● PROBLEM TO WORK ON: Pull every line holding the string "document" from the records below.

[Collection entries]
** start **

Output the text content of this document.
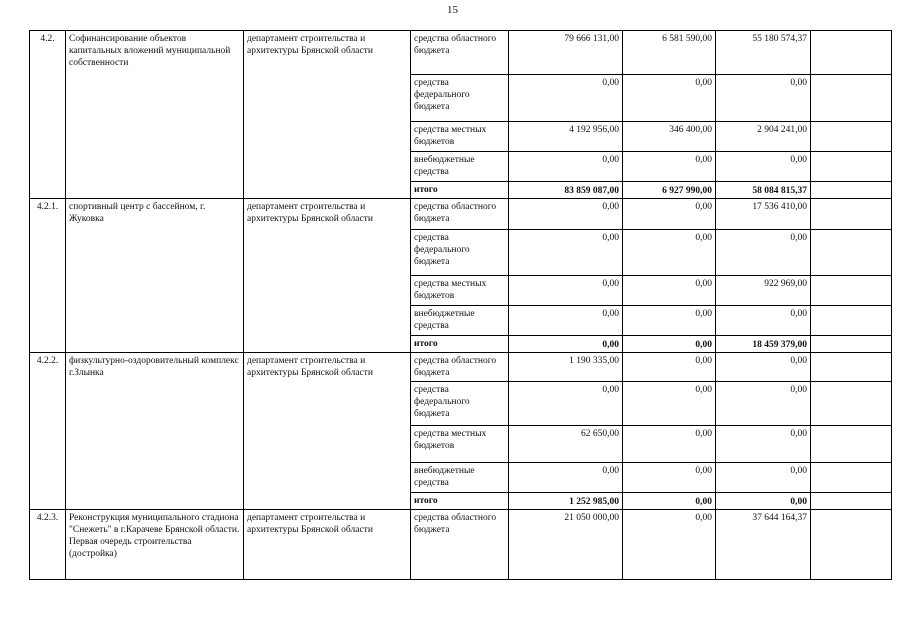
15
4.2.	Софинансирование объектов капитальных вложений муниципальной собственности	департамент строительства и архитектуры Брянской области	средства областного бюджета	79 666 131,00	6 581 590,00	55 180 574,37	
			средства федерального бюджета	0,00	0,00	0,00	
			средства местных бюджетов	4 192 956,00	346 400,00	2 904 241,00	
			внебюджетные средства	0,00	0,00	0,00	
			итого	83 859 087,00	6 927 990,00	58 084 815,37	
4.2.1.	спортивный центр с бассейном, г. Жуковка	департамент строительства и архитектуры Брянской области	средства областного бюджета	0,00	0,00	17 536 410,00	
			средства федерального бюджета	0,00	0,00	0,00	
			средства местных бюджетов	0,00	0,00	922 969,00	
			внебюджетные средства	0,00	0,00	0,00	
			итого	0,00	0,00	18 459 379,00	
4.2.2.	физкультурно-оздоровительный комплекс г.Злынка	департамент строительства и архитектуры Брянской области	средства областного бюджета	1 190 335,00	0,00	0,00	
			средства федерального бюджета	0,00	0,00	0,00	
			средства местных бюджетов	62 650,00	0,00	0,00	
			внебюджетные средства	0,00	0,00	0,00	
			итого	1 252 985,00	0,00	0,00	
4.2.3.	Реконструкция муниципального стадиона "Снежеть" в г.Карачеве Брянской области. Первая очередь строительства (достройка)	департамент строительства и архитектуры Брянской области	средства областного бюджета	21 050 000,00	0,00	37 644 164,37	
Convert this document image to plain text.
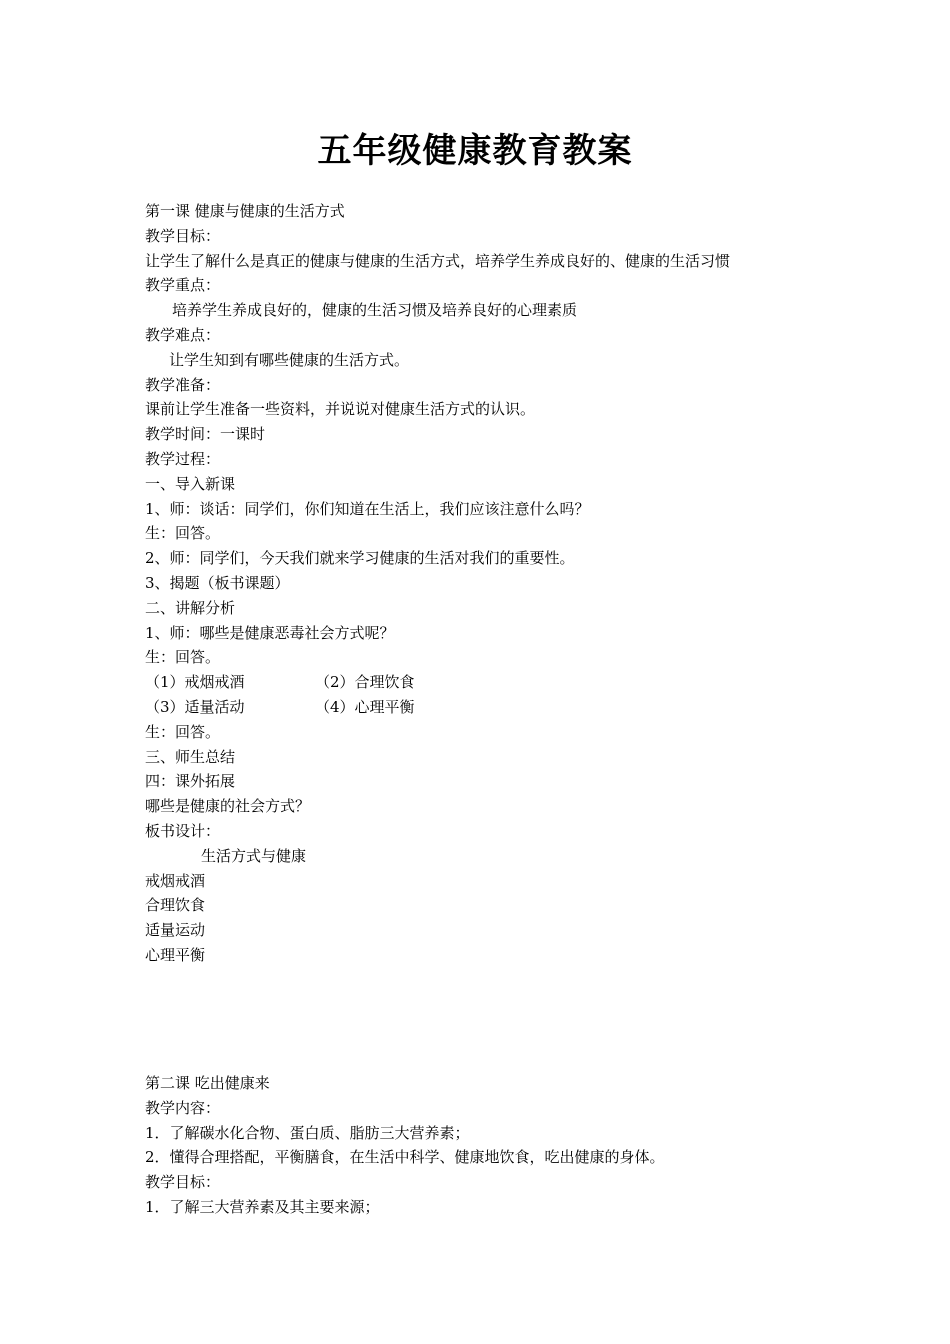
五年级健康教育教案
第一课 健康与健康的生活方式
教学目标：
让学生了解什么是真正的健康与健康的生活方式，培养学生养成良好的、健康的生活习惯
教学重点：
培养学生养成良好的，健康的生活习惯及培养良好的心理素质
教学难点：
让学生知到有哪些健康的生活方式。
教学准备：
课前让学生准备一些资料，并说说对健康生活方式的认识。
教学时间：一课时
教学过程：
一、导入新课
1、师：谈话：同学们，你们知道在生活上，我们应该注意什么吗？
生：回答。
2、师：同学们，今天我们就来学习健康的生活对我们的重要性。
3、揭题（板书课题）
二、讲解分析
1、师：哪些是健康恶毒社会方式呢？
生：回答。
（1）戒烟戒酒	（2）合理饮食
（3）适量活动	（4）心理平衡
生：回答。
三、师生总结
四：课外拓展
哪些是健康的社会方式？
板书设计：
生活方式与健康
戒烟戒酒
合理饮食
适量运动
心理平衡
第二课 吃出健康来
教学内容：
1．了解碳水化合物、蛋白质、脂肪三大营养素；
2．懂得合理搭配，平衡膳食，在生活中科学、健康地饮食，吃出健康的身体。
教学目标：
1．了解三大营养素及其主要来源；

** end **
** start **

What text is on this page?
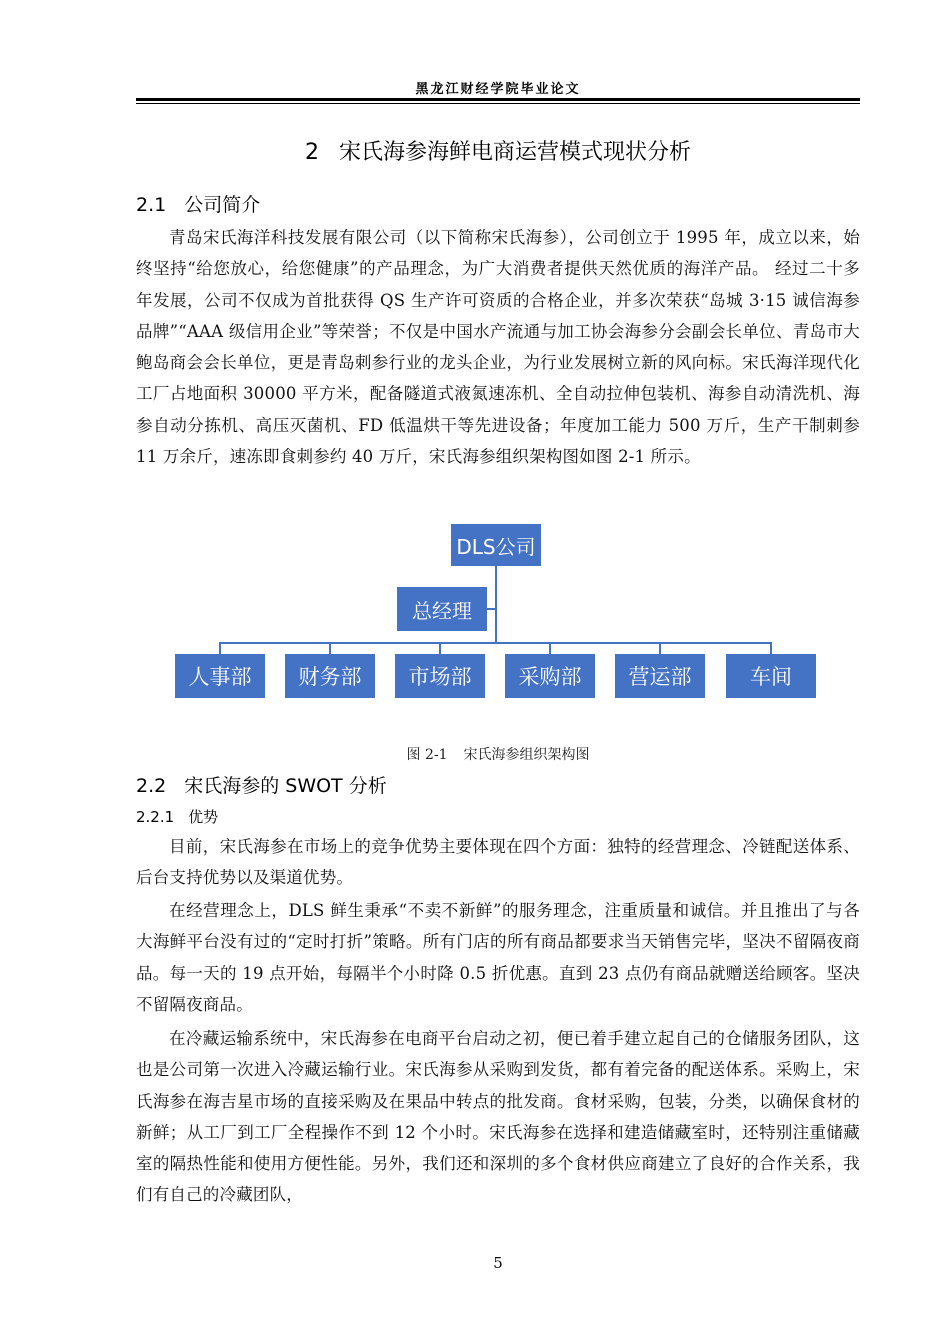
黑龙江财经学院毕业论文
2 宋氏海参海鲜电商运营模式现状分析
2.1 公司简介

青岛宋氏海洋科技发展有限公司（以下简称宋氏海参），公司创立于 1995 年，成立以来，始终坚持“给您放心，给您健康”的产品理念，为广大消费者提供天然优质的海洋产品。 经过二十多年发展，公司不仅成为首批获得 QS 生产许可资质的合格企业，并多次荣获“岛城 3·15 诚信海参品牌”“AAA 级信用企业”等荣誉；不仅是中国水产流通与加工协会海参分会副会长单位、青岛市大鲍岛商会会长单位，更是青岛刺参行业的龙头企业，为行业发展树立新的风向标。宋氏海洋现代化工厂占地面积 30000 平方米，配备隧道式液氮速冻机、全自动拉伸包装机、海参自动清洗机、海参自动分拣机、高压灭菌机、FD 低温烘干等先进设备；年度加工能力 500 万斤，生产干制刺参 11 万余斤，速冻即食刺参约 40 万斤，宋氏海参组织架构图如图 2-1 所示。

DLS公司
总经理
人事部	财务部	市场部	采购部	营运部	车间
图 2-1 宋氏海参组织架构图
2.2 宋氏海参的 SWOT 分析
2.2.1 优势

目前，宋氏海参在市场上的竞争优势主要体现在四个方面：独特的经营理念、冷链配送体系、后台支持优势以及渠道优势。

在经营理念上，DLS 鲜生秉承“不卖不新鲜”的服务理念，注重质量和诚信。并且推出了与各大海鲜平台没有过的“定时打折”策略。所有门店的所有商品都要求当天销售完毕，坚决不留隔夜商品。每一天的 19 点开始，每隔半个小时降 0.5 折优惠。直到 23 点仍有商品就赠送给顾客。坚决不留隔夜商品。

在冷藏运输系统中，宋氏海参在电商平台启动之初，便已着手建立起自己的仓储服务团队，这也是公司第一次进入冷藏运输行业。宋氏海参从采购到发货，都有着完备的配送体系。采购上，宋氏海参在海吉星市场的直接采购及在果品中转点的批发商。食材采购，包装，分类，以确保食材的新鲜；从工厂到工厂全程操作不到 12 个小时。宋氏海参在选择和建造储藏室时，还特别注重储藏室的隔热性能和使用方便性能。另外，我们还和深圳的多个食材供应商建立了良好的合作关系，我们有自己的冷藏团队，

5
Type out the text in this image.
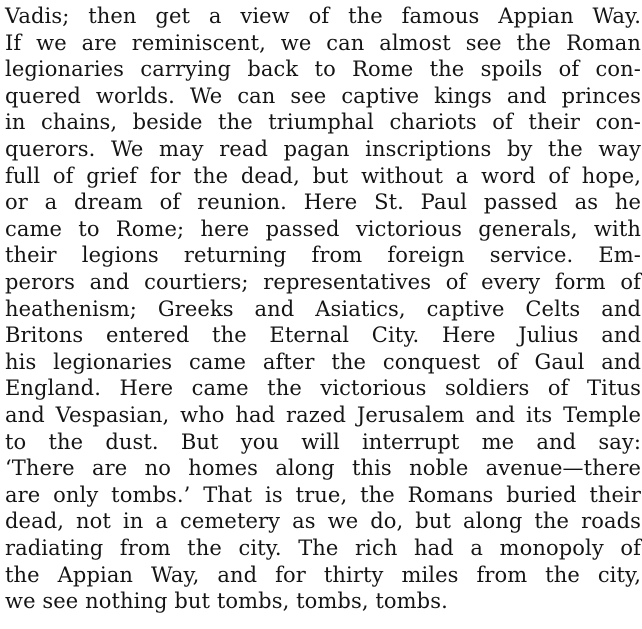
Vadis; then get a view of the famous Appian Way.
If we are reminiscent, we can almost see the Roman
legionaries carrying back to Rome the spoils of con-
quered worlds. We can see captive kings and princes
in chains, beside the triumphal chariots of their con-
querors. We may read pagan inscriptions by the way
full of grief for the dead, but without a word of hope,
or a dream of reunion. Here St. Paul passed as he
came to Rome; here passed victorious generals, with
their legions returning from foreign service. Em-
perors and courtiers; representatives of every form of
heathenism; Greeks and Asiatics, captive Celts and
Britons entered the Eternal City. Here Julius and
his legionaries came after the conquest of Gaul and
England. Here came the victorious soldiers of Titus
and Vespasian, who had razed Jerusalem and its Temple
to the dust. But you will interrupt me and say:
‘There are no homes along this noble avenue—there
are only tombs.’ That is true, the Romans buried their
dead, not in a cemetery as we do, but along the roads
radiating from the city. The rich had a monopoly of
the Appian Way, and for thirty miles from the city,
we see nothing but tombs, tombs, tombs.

** end **

● FINISHED EXERCISE:
Output the text content of this document.
Convert this document image to plain text.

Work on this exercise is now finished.